►

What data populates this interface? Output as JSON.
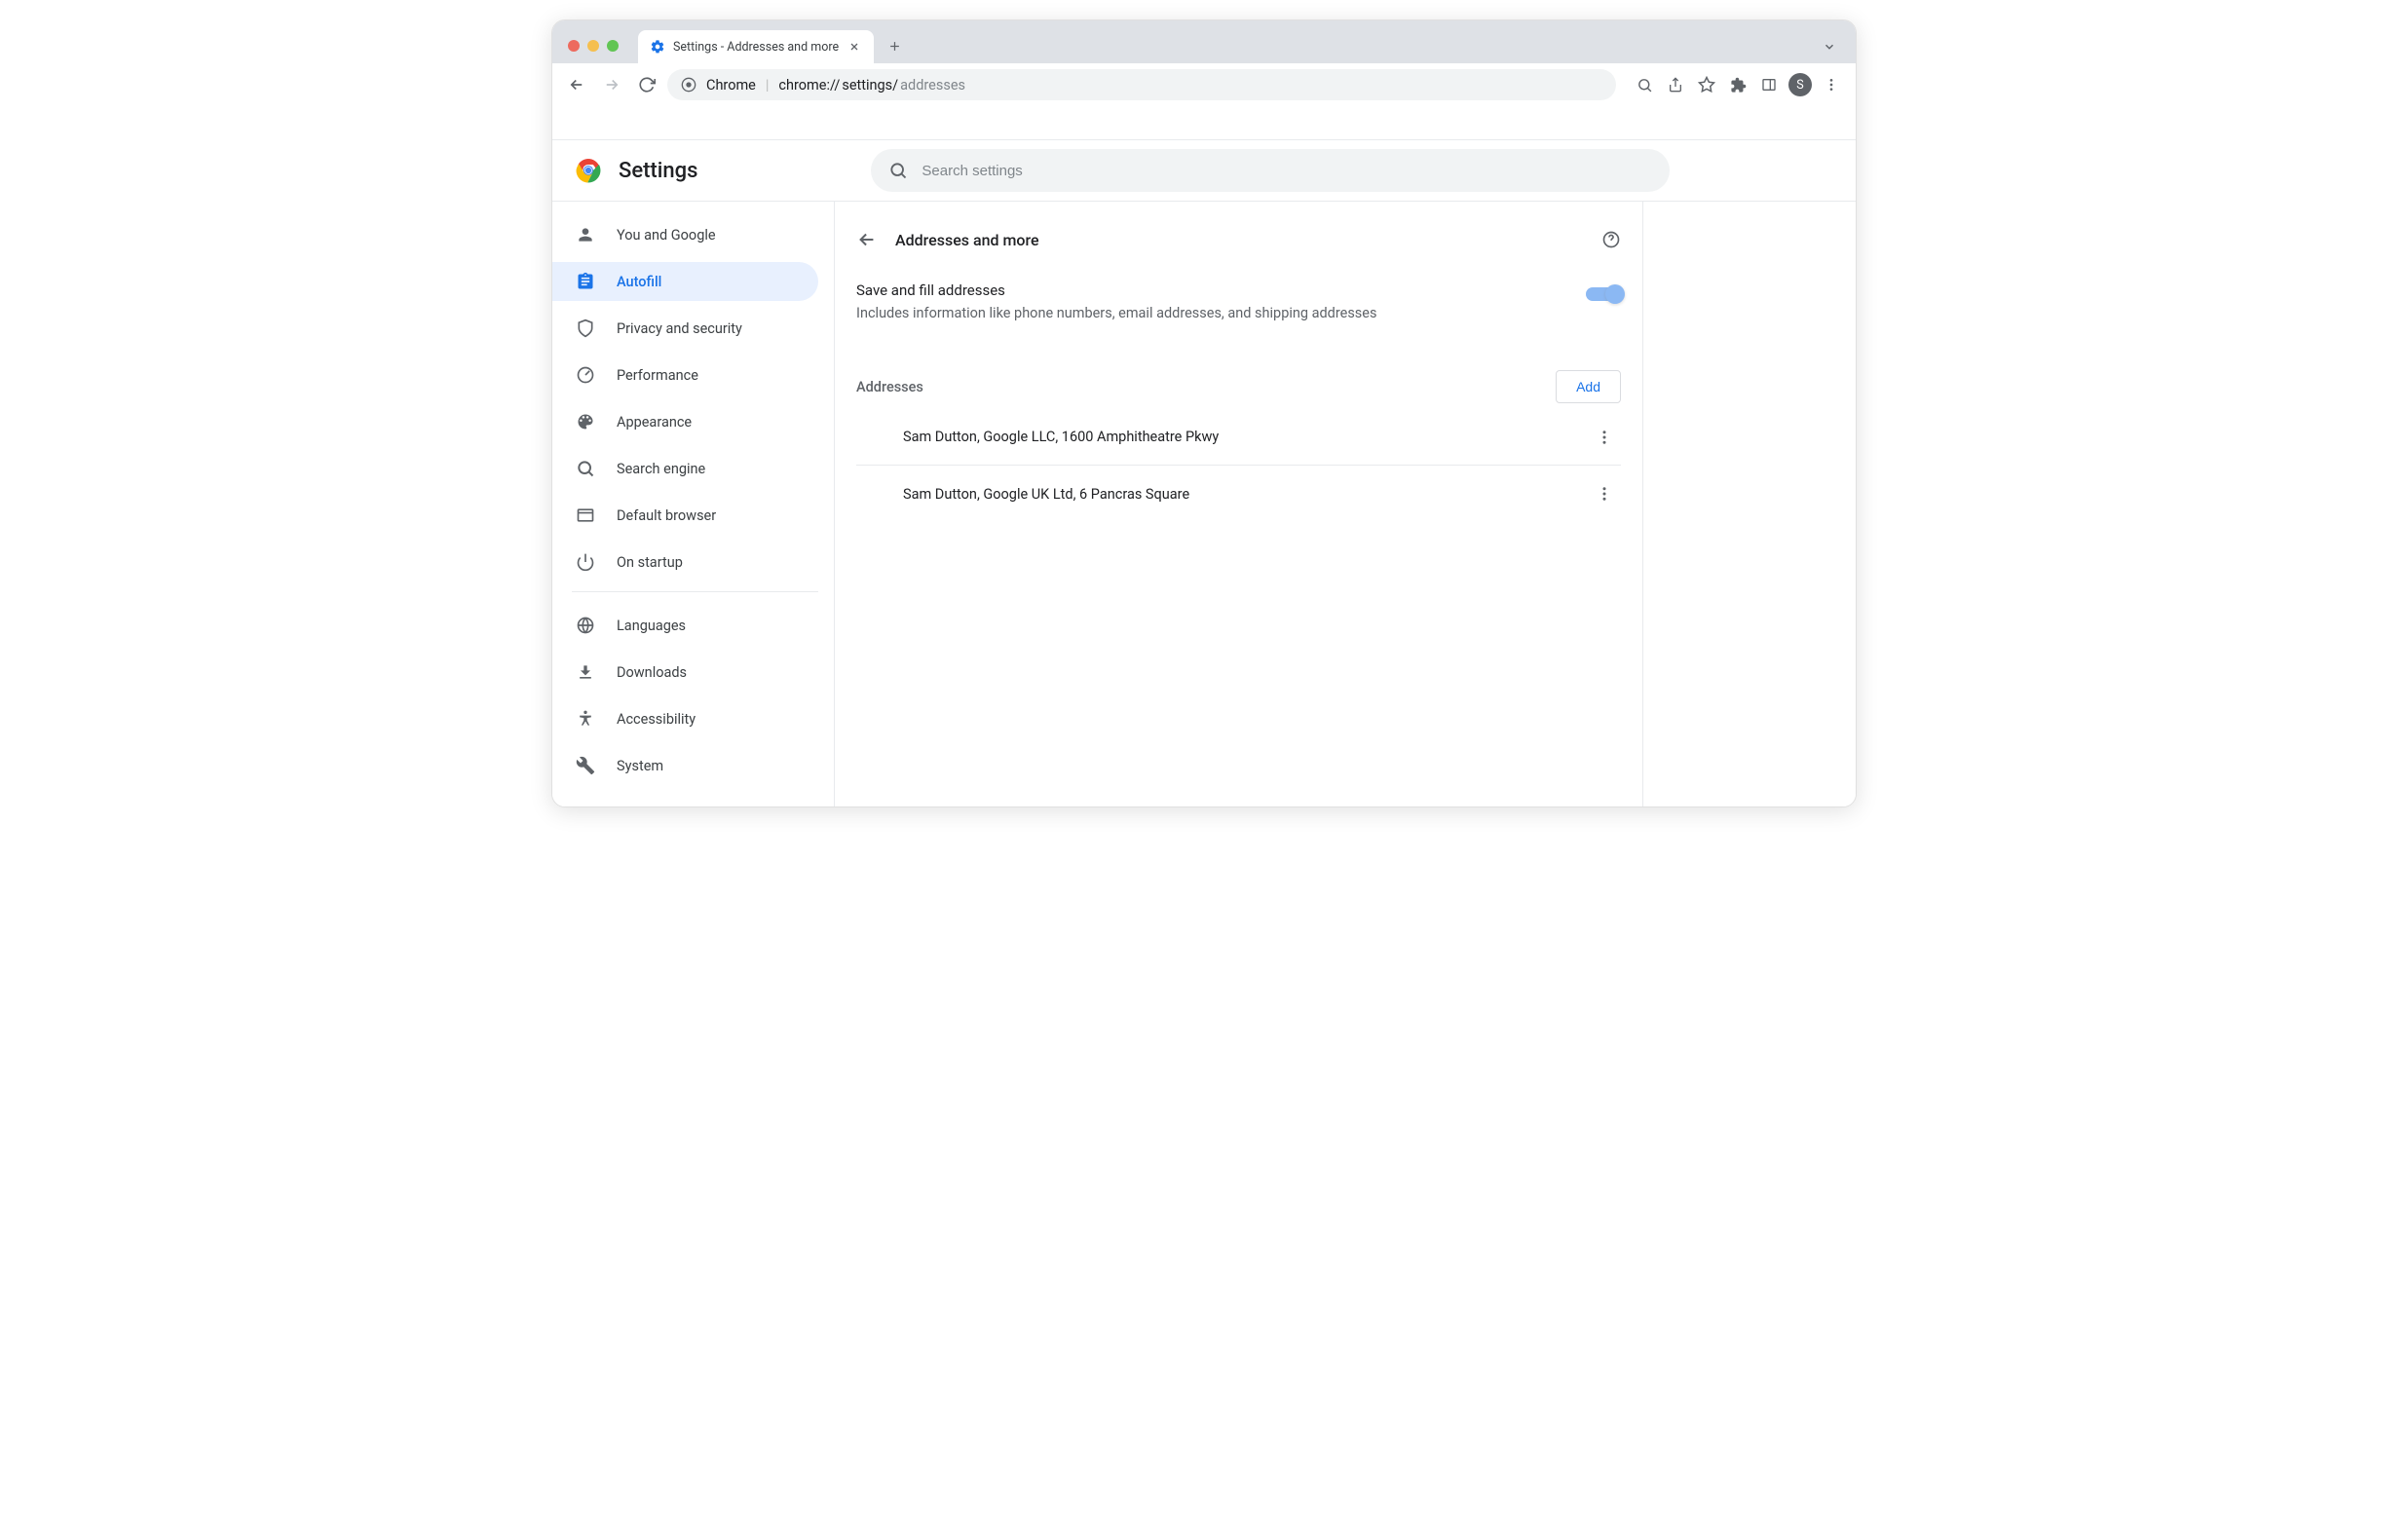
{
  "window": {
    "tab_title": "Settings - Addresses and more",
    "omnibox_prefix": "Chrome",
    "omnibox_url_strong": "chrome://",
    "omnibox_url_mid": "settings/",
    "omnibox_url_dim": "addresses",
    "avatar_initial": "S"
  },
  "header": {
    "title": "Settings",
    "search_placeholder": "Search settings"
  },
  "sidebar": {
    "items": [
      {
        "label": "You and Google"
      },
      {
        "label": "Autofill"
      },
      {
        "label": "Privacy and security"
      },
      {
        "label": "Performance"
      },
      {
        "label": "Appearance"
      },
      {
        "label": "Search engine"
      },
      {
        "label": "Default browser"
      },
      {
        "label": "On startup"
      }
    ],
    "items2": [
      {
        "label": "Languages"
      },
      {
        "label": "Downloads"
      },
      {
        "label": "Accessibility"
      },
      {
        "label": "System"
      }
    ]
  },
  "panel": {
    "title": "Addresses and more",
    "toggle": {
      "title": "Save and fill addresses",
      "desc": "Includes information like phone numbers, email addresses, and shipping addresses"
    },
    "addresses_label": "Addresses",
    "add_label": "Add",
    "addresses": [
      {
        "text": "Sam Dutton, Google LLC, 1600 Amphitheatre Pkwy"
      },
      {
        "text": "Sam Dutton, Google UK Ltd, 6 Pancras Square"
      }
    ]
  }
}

◄

Short problem: Work through the data and report how many of its lines hold the word "text", giving only the figure.

Written response: 2